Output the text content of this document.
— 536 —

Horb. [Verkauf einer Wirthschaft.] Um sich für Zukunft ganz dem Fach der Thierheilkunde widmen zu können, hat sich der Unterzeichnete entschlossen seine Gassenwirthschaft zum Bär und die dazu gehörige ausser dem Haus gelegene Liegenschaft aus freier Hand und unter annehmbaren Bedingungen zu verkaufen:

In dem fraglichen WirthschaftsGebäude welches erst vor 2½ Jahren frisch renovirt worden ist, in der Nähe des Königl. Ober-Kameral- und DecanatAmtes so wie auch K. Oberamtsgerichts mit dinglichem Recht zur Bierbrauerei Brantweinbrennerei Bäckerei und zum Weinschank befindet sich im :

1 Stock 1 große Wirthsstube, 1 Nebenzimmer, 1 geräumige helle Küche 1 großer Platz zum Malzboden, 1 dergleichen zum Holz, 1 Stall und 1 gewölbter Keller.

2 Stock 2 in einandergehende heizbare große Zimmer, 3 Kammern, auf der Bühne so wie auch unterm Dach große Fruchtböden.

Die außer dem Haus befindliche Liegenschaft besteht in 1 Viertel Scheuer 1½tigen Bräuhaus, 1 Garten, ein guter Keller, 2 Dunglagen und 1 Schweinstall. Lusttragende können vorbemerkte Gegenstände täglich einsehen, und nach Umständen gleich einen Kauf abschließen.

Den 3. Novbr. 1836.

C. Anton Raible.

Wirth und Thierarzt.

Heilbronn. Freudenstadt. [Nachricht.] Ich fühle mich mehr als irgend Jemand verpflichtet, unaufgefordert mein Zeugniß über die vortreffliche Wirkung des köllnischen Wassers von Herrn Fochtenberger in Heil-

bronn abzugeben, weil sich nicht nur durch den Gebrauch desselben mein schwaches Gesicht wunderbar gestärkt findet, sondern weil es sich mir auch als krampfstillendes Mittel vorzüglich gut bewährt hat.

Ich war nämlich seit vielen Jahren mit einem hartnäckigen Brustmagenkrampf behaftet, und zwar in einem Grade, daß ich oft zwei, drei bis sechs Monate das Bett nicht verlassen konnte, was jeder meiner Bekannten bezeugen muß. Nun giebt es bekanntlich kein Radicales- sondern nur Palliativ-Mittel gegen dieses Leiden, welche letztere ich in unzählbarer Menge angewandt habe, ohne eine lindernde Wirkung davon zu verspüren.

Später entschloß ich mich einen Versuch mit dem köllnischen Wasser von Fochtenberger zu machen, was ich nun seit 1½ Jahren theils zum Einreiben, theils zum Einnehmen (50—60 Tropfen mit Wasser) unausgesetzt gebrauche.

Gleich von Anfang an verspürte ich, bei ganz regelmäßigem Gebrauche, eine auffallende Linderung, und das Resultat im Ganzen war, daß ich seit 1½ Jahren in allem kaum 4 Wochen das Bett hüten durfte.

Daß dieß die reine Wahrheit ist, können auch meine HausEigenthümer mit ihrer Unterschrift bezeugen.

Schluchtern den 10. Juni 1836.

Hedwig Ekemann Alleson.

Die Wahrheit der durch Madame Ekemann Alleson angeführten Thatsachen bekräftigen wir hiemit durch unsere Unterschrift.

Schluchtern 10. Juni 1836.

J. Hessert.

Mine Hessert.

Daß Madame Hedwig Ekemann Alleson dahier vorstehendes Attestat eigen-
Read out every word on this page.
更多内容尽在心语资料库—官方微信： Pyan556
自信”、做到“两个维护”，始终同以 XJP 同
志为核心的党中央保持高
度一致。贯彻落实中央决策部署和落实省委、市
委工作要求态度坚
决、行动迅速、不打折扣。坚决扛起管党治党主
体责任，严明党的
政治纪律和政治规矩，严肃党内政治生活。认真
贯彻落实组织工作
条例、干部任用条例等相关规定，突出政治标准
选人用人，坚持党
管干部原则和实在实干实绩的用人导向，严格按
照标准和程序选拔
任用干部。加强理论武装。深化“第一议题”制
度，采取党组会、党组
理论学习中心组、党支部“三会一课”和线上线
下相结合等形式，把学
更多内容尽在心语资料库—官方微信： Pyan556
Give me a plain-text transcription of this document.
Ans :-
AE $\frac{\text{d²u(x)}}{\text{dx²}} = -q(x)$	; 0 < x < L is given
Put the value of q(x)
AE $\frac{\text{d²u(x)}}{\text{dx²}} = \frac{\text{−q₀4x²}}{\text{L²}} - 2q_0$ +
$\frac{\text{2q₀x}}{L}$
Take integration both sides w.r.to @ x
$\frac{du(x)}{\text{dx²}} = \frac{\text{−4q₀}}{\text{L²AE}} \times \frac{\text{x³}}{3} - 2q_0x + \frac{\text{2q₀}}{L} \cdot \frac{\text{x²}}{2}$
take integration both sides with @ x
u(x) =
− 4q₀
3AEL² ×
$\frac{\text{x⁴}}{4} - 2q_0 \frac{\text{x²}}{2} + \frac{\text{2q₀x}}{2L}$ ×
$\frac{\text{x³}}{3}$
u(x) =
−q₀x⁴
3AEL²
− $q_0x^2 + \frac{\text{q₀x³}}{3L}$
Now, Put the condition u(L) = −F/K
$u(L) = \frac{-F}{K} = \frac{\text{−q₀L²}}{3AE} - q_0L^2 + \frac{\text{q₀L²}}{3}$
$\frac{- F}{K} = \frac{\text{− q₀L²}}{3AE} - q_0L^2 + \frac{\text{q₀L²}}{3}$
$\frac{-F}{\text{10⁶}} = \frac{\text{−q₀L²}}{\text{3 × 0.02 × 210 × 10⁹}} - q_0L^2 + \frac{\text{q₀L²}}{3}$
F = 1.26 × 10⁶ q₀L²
----------
◆ Exercise description ◆
Your task is to reproduce, exactly and exclusively, the lines from the one holding "Read out every word on this page." through the final line of the listing.

◆ Answer to the problem ◆
Read out every word on this page.
更多内容尽在心语资料库—官方微信： Pyan556
自信”、做到“两个维护”，始终同以 XJP 同
志为核心的党中央保持高
度一致。贯彻落实中央决策部署和落实省委、市
委工作要求态度坚
决、行动迅速、不打折扣。坚决扛起管党治党主
体责任，严明党的
政治纪律和政治规矩，严肃党内政治生活。认真
贯彻落实组织工作
条例、干部任用条例等相关规定，突出政治标准
选人用人，坚持党
管干部原则和实在实干实绩的用人导向，严格按
照标准和程序选拔
任用干部。加强理论武装。深化“第一议题”制
度，采取党组会、党组
理论学习中心组、党支部“三会一课”和线上线
下相结合等形式，把学
更多内容尽在心语资料库—官方微信： Pyan556
Give me a plain-text transcription of this document.
Ans :-
AE $\frac{\text{d²u(x)}}{\text{dx²}} = -q(x)$	; 0 < x < L is given
Put the value of q(x)
AE $\frac{\text{d²u(x)}}{\text{dx²}} = \frac{\text{−q₀4x²}}{\text{L²}} - 2q_0$ +
$\frac{\text{2q₀x}}{L}$
Take integration both sides w.r.to @ x
$\frac{du(x)}{\text{dx²}} = \frac{\text{−4q₀}}{\text{L²AE}} \times \frac{\text{x³}}{3} - 2q_0x + \frac{\text{2q₀}}{L} \cdot \frac{\text{x²}}{2}$
take integration both sides with @ x
u(x) =
− 4q₀
3AEL² ×
$\frac{\text{x⁴}}{4} - 2q_0 \frac{\text{x²}}{2} + \frac{\text{2q₀x}}{2L}$ ×
$\frac{\text{x³}}{3}$
u(x) =
−q₀x⁴
3AEL²
− $q_0x^2 + \frac{\text{q₀x³}}{3L}$
Now, Put the condition u(L) = −F/K
$u(L) = \frac{-F}{K} = \frac{\text{−q₀L²}}{3AE} - q_0L^2 + \frac{\text{q₀L²}}{3}$
$\frac{- F}{K} = \frac{\text{− q₀L²}}{3AE} - q_0L^2 + \frac{\text{q₀L²}}{3}$
$\frac{-F}{\text{10⁶}} = \frac{\text{−q₀L²}}{\text{3 × 0.02 × 210 × 10⁹}} - q_0L^2 + \frac{\text{q₀L²}}{3}$
F = 1.26 × 10⁶ q₀L²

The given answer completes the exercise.